● Given task
Without omitting anything, return the records precisely as given.

# START OF Data listing

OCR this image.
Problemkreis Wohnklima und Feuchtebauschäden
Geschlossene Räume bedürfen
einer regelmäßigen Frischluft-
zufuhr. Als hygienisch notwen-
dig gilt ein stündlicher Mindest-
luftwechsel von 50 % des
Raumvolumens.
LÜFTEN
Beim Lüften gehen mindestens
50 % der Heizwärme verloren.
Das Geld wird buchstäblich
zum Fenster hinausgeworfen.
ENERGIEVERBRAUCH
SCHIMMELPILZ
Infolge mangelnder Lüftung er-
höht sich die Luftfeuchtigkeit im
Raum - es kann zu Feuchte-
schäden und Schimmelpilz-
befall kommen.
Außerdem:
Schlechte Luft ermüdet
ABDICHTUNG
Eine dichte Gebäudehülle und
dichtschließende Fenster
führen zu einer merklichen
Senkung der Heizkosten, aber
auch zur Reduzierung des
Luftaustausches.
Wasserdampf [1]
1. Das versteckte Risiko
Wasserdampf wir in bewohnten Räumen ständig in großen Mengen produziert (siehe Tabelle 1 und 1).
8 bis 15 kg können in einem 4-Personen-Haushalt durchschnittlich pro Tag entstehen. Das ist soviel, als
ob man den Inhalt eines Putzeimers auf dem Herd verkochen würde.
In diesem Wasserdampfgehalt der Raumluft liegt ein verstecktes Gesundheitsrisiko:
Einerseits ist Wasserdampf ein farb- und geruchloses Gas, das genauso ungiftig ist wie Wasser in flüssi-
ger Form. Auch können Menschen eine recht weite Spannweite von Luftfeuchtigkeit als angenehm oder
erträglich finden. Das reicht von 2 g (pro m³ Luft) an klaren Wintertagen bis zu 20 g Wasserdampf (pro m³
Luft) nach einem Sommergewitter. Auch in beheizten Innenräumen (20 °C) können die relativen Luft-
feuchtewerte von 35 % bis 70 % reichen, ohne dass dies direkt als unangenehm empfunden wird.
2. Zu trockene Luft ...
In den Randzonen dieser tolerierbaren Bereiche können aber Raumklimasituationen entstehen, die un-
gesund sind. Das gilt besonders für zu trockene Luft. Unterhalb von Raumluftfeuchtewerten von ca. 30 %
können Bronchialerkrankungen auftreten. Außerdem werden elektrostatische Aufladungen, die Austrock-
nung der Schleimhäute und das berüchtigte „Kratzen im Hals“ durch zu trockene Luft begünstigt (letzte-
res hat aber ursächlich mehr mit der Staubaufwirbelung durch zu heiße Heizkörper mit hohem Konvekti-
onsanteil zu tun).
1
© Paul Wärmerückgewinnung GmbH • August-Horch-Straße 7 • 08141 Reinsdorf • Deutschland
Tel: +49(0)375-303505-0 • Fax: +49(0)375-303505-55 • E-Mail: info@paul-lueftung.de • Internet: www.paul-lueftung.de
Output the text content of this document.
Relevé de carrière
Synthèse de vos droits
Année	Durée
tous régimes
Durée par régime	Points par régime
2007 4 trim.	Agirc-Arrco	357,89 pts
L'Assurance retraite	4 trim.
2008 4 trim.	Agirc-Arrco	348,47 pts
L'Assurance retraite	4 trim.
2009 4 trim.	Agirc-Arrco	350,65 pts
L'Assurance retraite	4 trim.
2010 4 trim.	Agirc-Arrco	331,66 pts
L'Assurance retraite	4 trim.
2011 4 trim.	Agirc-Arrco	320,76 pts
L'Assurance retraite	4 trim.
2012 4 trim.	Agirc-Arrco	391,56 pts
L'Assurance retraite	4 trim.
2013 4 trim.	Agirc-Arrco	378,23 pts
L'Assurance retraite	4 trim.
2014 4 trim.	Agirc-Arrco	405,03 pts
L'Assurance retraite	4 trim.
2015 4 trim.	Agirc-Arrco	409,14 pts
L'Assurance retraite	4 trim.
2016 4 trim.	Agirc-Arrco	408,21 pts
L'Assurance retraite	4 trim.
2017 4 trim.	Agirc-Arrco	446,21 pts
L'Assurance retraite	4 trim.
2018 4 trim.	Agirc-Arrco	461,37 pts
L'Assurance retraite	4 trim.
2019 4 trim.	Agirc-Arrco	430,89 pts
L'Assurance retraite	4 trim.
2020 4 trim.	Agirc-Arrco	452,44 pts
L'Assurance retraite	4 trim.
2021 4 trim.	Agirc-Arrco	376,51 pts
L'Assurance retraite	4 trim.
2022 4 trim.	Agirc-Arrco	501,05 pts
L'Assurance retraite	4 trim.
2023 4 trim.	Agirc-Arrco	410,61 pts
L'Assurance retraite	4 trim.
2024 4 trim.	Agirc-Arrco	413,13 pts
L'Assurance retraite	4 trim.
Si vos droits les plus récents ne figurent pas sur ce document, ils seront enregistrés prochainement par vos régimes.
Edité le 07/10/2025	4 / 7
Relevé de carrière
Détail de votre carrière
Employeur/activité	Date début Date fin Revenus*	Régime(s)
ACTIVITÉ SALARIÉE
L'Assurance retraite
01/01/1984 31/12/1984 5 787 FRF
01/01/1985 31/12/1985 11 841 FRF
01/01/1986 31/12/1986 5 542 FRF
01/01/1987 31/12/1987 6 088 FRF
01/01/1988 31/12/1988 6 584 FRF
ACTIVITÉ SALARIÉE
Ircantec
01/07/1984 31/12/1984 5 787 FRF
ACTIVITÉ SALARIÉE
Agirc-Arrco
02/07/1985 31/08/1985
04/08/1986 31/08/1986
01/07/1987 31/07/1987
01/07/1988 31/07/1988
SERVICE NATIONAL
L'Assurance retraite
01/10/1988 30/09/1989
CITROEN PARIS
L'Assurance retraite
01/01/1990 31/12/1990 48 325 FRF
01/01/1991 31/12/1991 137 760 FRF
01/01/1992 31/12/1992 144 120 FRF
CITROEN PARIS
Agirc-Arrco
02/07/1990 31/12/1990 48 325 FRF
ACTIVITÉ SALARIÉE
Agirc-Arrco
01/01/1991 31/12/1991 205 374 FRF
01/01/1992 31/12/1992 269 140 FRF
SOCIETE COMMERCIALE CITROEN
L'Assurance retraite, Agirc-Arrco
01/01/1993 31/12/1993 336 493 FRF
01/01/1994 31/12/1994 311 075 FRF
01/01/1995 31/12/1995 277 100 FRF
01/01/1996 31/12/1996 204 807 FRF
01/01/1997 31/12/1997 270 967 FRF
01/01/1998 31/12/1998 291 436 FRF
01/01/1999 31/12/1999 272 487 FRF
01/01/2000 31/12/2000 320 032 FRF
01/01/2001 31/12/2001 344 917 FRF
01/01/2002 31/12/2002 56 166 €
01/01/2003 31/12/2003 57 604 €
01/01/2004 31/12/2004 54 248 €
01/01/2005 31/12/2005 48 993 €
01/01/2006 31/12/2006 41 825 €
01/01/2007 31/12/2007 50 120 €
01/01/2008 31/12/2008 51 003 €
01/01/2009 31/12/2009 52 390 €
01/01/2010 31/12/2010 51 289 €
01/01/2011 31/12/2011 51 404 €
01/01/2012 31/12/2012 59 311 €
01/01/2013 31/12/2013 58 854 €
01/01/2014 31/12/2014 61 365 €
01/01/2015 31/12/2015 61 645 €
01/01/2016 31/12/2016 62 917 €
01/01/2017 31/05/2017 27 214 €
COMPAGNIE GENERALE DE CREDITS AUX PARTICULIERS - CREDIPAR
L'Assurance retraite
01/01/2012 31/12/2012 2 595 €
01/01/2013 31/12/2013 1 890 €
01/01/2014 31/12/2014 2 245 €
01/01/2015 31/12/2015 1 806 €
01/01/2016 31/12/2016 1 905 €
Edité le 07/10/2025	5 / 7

# END OF Data listing

● Correct result
OCR this image.
Problemkreis Wohnklima und Feuchtebauschäden
Geschlossene Räume bedürfen
einer regelmäßigen Frischluft-
zufuhr. Als hygienisch notwen-
dig gilt ein stündlicher Mindest-
luftwechsel von 50 % des
Raumvolumens.
LÜFTEN
Beim Lüften gehen mindestens
50 % der Heizwärme verloren.
Das Geld wird buchstäblich
zum Fenster hinausgeworfen.
ENERGIEVERBRAUCH
SCHIMMELPILZ
Infolge mangelnder Lüftung er-
höht sich die Luftfeuchtigkeit im
Raum - es kann zu Feuchte-
schäden und Schimmelpilz-
befall kommen.
Außerdem:
Schlechte Luft ermüdet
ABDICHTUNG
Eine dichte Gebäudehülle und
dichtschließende Fenster
führen zu einer merklichen
Senkung der Heizkosten, aber
auch zur Reduzierung des
Luftaustausches.
Wasserdampf [1]
1. Das versteckte Risiko
Wasserdampf wir in bewohnten Räumen ständig in großen Mengen produziert (siehe Tabelle 1 und 1).
8 bis 15 kg können in einem 4-Personen-Haushalt durchschnittlich pro Tag entstehen. Das ist soviel, als
ob man den Inhalt eines Putzeimers auf dem Herd verkochen würde.
In diesem Wasserdampfgehalt der Raumluft liegt ein verstecktes Gesundheitsrisiko:
Einerseits ist Wasserdampf ein farb- und geruchloses Gas, das genauso ungiftig ist wie Wasser in flüssi-
ger Form. Auch können Menschen eine recht weite Spannweite von Luftfeuchtigkeit als angenehm oder
erträglich finden. Das reicht von 2 g (pro m³ Luft) an klaren Wintertagen bis zu 20 g Wasserdampf (pro m³
Luft) nach einem Sommergewitter. Auch in beheizten Innenräumen (20 °C) können die relativen Luft-
feuchtewerte von 35 % bis 70 % reichen, ohne dass dies direkt als unangenehm empfunden wird.
2. Zu trockene Luft ...
In den Randzonen dieser tolerierbaren Bereiche können aber Raumklimasituationen entstehen, die un-
gesund sind. Das gilt besonders für zu trockene Luft. Unterhalb von Raumluftfeuchtewerten von ca. 30 %
können Bronchialerkrankungen auftreten. Außerdem werden elektrostatische Aufladungen, die Austrock-
nung der Schleimhäute und das berüchtigte „Kratzen im Hals“ durch zu trockene Luft begünstigt (letzte-
res hat aber ursächlich mehr mit der Staubaufwirbelung durch zu heiße Heizkörper mit hohem Konvekti-
onsanteil zu tun).
1
© Paul Wärmerückgewinnung GmbH • August-Horch-Straße 7 • 08141 Reinsdorf • Deutschland
Tel: +49(0)375-303505-0 • Fax: +49(0)375-303505-55 • E-Mail: info@paul-lueftung.de • Internet: www.paul-lueftung.de
Output the text content of this document.
Relevé de carrière
Synthèse de vos droits
Année	Durée
tous régimes
Durée par régime	Points par régime
2007 4 trim.	Agirc-Arrco	357,89 pts
L'Assurance retraite	4 trim.
2008 4 trim.	Agirc-Arrco	348,47 pts
L'Assurance retraite	4 trim.
2009 4 trim.	Agirc-Arrco	350,65 pts
L'Assurance retraite	4 trim.
2010 4 trim.	Agirc-Arrco	331,66 pts
L'Assurance retraite	4 trim.
2011 4 trim.	Agirc-Arrco	320,76 pts
L'Assurance retraite	4 trim.
2012 4 trim.	Agirc-Arrco	391,56 pts
L'Assurance retraite	4 trim.
2013 4 trim.	Agirc-Arrco	378,23 pts
L'Assurance retraite	4 trim.
2014 4 trim.	Agirc-Arrco	405,03 pts
L'Assurance retraite	4 trim.
2015 4 trim.	Agirc-Arrco	409,14 pts
L'Assurance retraite	4 trim.
2016 4 trim.	Agirc-Arrco	408,21 pts
L'Assurance retraite	4 trim.
2017 4 trim.	Agirc-Arrco	446,21 pts
L'Assurance retraite	4 trim.
2018 4 trim.	Agirc-Arrco	461,37 pts
L'Assurance retraite	4 trim.
2019 4 trim.	Agirc-Arrco	430,89 pts
L'Assurance retraite	4 trim.
2020 4 trim.	Agirc-Arrco	452,44 pts
L'Assurance retraite	4 trim.
2021 4 trim.	Agirc-Arrco	376,51 pts
L'Assurance retraite	4 trim.
2022 4 trim.	Agirc-Arrco	501,05 pts
L'Assurance retraite	4 trim.
2023 4 trim.	Agirc-Arrco	410,61 pts
L'Assurance retraite	4 trim.
2024 4 trim.	Agirc-Arrco	413,13 pts
L'Assurance retraite	4 trim.
Si vos droits les plus récents ne figurent pas sur ce document, ils seront enregistrés prochainement par vos régimes.
Edité le 07/10/2025	4 / 7
Relevé de carrière
Détail de votre carrière
Employeur/activité	Date début Date fin Revenus*	Régime(s)
ACTIVITÉ SALARIÉE
L'Assurance retraite
01/01/1984 31/12/1984 5 787 FRF
01/01/1985 31/12/1985 11 841 FRF
01/01/1986 31/12/1986 5 542 FRF
01/01/1987 31/12/1987 6 088 FRF
01/01/1988 31/12/1988 6 584 FRF
ACTIVITÉ SALARIÉE
Ircantec
01/07/1984 31/12/1984 5 787 FRF
ACTIVITÉ SALARIÉE
Agirc-Arrco
02/07/1985 31/08/1985
04/08/1986 31/08/1986
01/07/1987 31/07/1987
01/07/1988 31/07/1988
SERVICE NATIONAL
L'Assurance retraite
01/10/1988 30/09/1989
CITROEN PARIS
L'Assurance retraite
01/01/1990 31/12/1990 48 325 FRF
01/01/1991 31/12/1991 137 760 FRF
01/01/1992 31/12/1992 144 120 FRF
CITROEN PARIS
Agirc-Arrco
02/07/1990 31/12/1990 48 325 FRF
ACTIVITÉ SALARIÉE
Agirc-Arrco
01/01/1991 31/12/1991 205 374 FRF
01/01/1992 31/12/1992 269 140 FRF
SOCIETE COMMERCIALE CITROEN
L'Assurance retraite, Agirc-Arrco
01/01/1993 31/12/1993 336 493 FRF
01/01/1994 31/12/1994 311 075 FRF
01/01/1995 31/12/1995 277 100 FRF
01/01/1996 31/12/1996 204 807 FRF
01/01/1997 31/12/1997 270 967 FRF
01/01/1998 31/12/1998 291 436 FRF
01/01/1999 31/12/1999 272 487 FRF
01/01/2000 31/12/2000 320 032 FRF
01/01/2001 31/12/2001 344 917 FRF
01/01/2002 31/12/2002 56 166 €
01/01/2003 31/12/2003 57 604 €
01/01/2004 31/12/2004 54 248 €
01/01/2005 31/12/2005 48 993 €
01/01/2006 31/12/2006 41 825 €
01/01/2007 31/12/2007 50 120 €
01/01/2008 31/12/2008 51 003 €
01/01/2009 31/12/2009 52 390 €
01/01/2010 31/12/2010 51 289 €
01/01/2011 31/12/2011 51 404 €
01/01/2012 31/12/2012 59 311 €
01/01/2013 31/12/2013 58 854 €
01/01/2014 31/12/2014 61 365 €
01/01/2015 31/12/2015 61 645 €
01/01/2016 31/12/2016 62 917 €
01/01/2017 31/05/2017 27 214 €
COMPAGNIE GENERALE DE CREDITS AUX PARTICULIERS - CREDIPAR
L'Assurance retraite
01/01/2012 31/12/2012 2 595 €
01/01/2013 31/12/2013 1 890 €
01/01/2014 31/12/2014 2 245 €
01/01/2015 31/12/2015 1 806 €
01/01/2016 31/12/2016 1 905 €
Edité le 07/10/2025	5 / 7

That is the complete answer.